SUPPLIED MATERIAL:
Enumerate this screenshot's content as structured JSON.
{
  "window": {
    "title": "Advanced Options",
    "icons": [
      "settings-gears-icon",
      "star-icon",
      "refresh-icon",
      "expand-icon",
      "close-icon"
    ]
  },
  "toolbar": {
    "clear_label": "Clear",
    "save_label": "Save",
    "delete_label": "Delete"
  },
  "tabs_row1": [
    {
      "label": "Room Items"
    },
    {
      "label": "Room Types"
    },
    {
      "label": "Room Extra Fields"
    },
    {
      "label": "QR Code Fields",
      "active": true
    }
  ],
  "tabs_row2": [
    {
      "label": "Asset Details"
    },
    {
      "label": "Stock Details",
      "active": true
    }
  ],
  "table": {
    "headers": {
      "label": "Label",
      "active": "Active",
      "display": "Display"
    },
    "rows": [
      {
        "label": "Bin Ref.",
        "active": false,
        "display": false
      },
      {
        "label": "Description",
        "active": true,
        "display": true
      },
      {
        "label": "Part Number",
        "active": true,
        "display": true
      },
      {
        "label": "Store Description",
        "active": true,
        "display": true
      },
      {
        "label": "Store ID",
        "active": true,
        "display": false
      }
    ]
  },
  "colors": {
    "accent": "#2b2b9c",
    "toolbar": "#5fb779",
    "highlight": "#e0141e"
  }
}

GOAL:
Please give back all of the records exactly as written.

ANSWER BELOW:
Enumerate this screenshot's content as structured JSON.
{
  "window": {
    "title": "Advanced Options",
    "icons": [
      "settings-gears-icon",
      "star-icon",
      "refresh-icon",
      "expand-icon",
      "close-icon"
    ]
  },
  "toolbar": {
    "clear_label": "Clear",
    "save_label": "Save",
    "delete_label": "Delete"
  },
  "tabs_row1": [
    {
      "label": "Room Items"
    },
    {
      "label": "Room Types"
    },
    {
      "label": "Room Extra Fields"
    },
    {
      "label": "QR Code Fields",
      "active": true
    }
  ],
  "tabs_row2": [
    {
      "label": "Asset Details"
    },
    {
      "label": "Stock Details",
      "active": true
    }
  ],
  "table": {
    "headers": {
      "label": "Label",
      "active": "Active",
      "display": "Display"
    },
    "rows": [
      {
        "label": "Bin Ref.",
        "active": false,
        "display": false
      },
      {
        "label": "Description",
        "active": true,
        "display": true
      },
      {
        "label": "Part Number",
        "active": true,
        "display": true
      },
      {
        "label": "Store Description",
        "active": true,
        "display": true
      },
      {
        "label": "Store ID",
        "active": true,
        "display": false
      }
    ]
  },
  "colors": {
    "accent": "#2b2b9c",
    "toolbar": "#5fb779",
    "highlight": "#e0141e"
  }
}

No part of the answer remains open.